**WORK INSTRUCTIONS:** Wherever a line in the data below holds "until", copy that line.
---
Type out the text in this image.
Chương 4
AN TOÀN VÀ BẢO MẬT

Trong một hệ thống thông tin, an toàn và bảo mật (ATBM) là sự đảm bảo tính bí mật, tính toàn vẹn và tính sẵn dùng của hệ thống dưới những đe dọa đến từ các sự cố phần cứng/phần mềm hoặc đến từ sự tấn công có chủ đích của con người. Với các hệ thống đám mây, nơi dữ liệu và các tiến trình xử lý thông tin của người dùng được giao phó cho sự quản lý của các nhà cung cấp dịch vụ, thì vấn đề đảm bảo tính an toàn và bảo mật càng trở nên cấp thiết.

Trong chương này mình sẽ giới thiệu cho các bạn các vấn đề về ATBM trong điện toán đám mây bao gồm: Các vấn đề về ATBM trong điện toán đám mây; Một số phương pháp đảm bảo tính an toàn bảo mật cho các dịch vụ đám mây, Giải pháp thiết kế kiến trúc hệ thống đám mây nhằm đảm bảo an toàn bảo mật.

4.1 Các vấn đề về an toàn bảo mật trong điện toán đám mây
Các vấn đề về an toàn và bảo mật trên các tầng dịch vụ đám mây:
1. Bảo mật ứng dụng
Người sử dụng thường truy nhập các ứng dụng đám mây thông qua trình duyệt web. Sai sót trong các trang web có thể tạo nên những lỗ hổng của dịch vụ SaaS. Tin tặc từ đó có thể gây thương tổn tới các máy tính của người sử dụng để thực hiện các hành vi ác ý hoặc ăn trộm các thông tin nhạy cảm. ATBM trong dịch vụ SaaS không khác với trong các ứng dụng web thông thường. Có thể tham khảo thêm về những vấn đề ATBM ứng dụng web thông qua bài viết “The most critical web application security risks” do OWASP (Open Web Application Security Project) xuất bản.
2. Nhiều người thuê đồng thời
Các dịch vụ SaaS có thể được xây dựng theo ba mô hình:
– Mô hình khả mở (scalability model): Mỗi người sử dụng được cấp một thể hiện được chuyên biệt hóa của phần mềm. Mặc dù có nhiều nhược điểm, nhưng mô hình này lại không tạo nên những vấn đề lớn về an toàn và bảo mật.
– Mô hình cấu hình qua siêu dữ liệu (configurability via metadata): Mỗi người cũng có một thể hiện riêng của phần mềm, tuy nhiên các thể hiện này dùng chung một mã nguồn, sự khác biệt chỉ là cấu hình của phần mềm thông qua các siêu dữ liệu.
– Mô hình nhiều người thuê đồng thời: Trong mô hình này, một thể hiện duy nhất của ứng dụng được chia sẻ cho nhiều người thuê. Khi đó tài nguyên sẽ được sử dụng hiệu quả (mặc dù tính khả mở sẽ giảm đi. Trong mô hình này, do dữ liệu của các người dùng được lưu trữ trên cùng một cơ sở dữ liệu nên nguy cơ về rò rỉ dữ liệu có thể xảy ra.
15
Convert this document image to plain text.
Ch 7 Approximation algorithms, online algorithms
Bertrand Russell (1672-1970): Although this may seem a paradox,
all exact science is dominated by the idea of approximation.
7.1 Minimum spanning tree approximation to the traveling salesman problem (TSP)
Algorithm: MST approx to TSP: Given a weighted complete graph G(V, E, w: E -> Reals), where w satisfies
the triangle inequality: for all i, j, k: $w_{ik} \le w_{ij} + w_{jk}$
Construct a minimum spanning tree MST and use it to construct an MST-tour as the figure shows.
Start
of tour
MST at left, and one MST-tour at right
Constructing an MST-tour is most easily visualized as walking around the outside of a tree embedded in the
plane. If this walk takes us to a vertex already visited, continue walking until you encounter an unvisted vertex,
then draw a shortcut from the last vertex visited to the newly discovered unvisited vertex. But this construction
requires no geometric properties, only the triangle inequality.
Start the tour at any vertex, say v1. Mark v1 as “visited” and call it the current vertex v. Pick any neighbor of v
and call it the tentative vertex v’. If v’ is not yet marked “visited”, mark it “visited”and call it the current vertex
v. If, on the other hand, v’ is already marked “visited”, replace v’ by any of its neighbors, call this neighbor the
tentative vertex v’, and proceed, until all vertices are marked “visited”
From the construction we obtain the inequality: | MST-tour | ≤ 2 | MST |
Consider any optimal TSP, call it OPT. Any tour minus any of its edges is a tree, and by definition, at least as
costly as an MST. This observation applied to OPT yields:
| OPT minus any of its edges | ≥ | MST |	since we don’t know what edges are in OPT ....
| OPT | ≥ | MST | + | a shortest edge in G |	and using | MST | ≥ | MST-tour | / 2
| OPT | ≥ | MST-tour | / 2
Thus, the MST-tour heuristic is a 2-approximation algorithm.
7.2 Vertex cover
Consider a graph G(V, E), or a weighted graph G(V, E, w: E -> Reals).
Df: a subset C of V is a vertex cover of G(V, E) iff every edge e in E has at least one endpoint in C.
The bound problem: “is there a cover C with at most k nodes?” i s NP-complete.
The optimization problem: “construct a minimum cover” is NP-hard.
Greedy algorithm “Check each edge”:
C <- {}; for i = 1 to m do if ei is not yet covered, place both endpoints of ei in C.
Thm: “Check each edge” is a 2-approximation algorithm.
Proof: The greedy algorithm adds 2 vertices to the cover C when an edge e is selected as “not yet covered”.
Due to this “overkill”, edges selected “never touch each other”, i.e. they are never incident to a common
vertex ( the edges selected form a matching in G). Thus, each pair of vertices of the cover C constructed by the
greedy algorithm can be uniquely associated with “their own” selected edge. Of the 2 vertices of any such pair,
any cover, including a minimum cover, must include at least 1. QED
---
**RESULT:**
plane. If this walk takes us to a vertex already visited, continue walking until you encounter an unvisted vertex,
tentative vertex v’, and proceed, until all vertices are marked “visited”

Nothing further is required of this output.